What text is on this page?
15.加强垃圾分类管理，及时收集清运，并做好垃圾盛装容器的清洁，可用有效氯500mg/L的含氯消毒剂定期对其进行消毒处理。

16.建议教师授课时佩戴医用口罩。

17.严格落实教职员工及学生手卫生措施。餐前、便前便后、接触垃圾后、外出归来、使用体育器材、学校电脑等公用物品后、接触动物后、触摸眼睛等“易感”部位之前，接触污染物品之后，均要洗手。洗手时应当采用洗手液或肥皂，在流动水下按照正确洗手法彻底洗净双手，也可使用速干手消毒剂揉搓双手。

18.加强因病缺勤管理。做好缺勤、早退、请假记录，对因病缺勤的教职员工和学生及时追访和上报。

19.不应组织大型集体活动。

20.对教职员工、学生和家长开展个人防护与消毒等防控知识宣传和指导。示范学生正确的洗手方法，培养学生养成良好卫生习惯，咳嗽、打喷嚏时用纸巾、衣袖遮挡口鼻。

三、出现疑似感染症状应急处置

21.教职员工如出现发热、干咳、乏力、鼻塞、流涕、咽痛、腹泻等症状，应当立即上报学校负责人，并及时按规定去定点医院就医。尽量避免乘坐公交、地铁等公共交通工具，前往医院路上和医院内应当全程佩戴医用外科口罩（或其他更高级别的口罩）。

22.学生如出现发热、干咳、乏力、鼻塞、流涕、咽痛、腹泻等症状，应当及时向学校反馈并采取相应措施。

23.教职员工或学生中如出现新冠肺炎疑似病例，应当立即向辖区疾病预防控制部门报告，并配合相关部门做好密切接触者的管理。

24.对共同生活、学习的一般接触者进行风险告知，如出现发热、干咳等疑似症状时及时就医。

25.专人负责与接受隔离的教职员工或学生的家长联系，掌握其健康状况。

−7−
#####
# [Prompt]
Reproduce all the data word for word.

# [Task response]
What text is on this page?
15.加强垃圾分类管理，及时收集清运，并做好垃圾盛装容器的清洁，可用有效氯500mg/L的含氯消毒剂定期对其进行消毒处理。

16.建议教师授课时佩戴医用口罩。

17.严格落实教职员工及学生手卫生措施。餐前、便前便后、接触垃圾后、外出归来、使用体育器材、学校电脑等公用物品后、接触动物后、触摸眼睛等“易感”部位之前，接触污染物品之后，均要洗手。洗手时应当采用洗手液或肥皂，在流动水下按照正确洗手法彻底洗净双手，也可使用速干手消毒剂揉搓双手。

18.加强因病缺勤管理。做好缺勤、早退、请假记录，对因病缺勤的教职员工和学生及时追访和上报。

19.不应组织大型集体活动。

20.对教职员工、学生和家长开展个人防护与消毒等防控知识宣传和指导。示范学生正确的洗手方法，培养学生养成良好卫生习惯，咳嗽、打喷嚏时用纸巾、衣袖遮挡口鼻。

三、出现疑似感染症状应急处置

21.教职员工如出现发热、干咳、乏力、鼻塞、流涕、咽痛、腹泻等症状，应当立即上报学校负责人，并及时按规定去定点医院就医。尽量避免乘坐公交、地铁等公共交通工具，前往医院路上和医院内应当全程佩戴医用外科口罩（或其他更高级别的口罩）。

22.学生如出现发热、干咳、乏力、鼻塞、流涕、咽痛、腹泻等症状，应当及时向学校反馈并采取相应措施。

23.教职员工或学生中如出现新冠肺炎疑似病例，应当立即向辖区疾病预防控制部门报告，并配合相关部门做好密切接触者的管理。

24.对共同生活、学习的一般接触者进行风险告知，如出现发热、干咳等疑似症状时及时就医。

25.专人负责与接受隔离的教职员工或学生的家长联系，掌握其健康状况。

−7−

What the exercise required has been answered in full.